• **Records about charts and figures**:
┄┄┄┄┄┄┄┄┄┄┄┄┄┄┄┄┄┄┄┄
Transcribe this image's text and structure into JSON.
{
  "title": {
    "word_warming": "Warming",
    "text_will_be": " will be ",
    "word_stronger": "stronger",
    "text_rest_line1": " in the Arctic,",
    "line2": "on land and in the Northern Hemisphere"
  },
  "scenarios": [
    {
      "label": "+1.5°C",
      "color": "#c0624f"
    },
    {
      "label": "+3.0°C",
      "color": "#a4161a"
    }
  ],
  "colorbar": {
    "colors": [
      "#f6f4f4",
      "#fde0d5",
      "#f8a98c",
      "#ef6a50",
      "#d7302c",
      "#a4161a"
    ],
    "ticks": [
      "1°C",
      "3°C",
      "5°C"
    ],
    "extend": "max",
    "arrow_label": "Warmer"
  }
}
┄┄┄┄┄┄┄┄┄┄┄┄┄┄┄┄┄┄┄┄
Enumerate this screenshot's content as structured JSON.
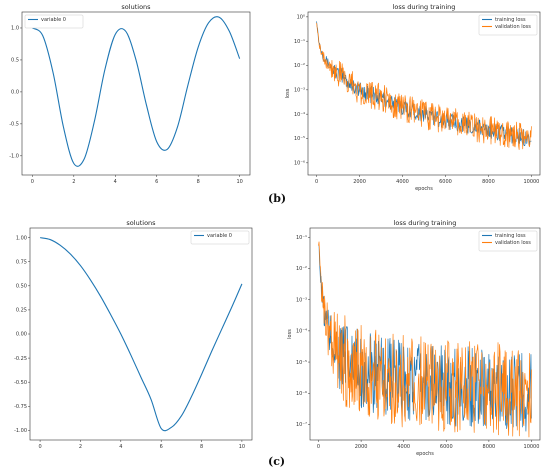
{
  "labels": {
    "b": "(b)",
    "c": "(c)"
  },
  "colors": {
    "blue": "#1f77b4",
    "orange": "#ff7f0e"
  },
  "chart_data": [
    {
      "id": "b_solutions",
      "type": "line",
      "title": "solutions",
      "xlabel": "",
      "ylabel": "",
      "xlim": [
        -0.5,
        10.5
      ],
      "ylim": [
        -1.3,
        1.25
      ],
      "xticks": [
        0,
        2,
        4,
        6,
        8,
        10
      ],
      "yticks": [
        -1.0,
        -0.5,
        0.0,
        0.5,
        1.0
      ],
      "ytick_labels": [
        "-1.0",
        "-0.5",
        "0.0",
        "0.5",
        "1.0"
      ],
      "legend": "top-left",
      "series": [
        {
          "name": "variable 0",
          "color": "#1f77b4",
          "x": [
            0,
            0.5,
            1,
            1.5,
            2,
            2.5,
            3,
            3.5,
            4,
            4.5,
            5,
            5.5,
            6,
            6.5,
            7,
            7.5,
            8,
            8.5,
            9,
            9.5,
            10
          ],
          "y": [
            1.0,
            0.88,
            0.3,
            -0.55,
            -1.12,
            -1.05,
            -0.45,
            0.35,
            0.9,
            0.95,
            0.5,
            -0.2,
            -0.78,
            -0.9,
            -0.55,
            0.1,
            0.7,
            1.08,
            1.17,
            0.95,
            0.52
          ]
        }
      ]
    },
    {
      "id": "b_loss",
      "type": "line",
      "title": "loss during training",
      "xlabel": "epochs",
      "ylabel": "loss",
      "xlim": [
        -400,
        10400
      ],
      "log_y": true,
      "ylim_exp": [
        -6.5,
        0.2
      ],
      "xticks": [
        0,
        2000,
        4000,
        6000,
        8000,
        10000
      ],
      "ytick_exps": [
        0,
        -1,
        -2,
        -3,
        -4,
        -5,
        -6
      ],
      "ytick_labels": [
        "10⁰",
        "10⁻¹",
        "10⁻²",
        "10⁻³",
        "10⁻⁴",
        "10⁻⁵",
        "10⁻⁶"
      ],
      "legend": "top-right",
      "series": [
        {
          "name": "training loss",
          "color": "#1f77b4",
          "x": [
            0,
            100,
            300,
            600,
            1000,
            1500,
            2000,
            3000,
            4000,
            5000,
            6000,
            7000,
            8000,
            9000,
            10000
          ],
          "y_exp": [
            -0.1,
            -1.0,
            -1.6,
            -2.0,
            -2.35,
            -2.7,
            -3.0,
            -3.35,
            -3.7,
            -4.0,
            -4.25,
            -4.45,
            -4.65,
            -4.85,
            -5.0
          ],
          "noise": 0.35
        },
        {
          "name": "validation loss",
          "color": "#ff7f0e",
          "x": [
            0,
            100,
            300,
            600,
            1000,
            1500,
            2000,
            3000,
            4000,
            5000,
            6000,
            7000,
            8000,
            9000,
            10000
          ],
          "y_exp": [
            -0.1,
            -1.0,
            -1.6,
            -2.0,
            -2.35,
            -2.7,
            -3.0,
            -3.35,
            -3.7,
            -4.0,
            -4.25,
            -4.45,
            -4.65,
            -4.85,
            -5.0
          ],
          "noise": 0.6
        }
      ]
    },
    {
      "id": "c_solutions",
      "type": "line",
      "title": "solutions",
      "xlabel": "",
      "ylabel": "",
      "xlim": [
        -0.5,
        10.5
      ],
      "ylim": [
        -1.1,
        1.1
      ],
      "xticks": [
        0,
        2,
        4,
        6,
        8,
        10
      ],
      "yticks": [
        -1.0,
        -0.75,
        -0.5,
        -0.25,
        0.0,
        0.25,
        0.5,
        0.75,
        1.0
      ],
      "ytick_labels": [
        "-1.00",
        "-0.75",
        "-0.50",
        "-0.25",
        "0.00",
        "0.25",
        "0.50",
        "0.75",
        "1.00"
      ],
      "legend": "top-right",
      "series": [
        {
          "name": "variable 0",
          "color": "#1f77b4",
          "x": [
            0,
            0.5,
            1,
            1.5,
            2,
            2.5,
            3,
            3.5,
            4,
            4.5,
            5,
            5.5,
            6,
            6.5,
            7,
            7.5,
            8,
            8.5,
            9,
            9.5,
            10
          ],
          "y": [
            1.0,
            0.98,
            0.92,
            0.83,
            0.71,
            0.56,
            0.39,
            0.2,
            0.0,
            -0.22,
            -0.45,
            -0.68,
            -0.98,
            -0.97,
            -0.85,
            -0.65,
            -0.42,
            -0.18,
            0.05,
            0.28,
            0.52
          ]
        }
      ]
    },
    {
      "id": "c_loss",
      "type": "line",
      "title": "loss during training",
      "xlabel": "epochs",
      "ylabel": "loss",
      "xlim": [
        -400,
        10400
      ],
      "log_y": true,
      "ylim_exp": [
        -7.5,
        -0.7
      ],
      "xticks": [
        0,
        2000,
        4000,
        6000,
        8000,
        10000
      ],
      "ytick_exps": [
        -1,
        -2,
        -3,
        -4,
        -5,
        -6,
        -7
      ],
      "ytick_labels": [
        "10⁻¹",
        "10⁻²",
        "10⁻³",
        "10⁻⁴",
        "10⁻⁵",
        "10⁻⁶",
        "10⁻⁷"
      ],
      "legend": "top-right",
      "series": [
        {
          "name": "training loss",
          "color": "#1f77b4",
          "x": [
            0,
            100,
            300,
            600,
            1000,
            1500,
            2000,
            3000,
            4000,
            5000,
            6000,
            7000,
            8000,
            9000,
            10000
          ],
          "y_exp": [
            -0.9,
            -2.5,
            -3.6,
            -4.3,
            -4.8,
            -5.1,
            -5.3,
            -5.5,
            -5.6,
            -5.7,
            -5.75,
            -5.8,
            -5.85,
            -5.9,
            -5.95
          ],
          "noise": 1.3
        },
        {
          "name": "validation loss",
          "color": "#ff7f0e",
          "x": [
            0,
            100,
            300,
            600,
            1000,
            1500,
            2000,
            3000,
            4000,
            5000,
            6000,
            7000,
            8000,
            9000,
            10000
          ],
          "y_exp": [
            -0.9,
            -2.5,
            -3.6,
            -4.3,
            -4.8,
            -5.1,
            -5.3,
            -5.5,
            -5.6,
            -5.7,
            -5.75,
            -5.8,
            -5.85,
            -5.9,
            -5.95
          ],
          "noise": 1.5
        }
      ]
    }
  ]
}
┄┄┄┄┄┄┄┄┄┄┄┄┄┄┄┄┄┄┄┄
• **Exercise instructions**: Each line in the listing above that contains "JSON" should be copied.

• **Problem solution**:
Transcribe this image's text and structure into JSON.
Enumerate this screenshot's content as structured JSON.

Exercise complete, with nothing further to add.